_PROBLEM STATEMENT_. Separate out the lines that hold "photo".

_EXTRACTED DATA_.

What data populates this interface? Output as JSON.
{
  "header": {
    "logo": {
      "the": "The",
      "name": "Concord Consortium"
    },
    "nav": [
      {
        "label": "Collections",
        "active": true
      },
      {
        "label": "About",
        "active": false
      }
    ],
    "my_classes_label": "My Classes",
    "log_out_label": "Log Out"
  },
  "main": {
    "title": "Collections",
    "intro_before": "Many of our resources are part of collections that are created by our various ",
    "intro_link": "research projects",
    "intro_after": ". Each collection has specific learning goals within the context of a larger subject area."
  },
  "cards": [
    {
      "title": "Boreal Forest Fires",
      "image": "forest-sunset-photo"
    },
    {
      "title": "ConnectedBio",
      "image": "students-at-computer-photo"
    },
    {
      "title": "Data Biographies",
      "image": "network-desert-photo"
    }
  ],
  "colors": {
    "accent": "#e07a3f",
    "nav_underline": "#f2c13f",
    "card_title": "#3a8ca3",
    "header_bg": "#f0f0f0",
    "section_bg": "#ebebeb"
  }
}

_REPLY_.
      "image": "forest-sunset-photo"
      "image": "students-at-computer-photo"
      "image": "network-desert-photo"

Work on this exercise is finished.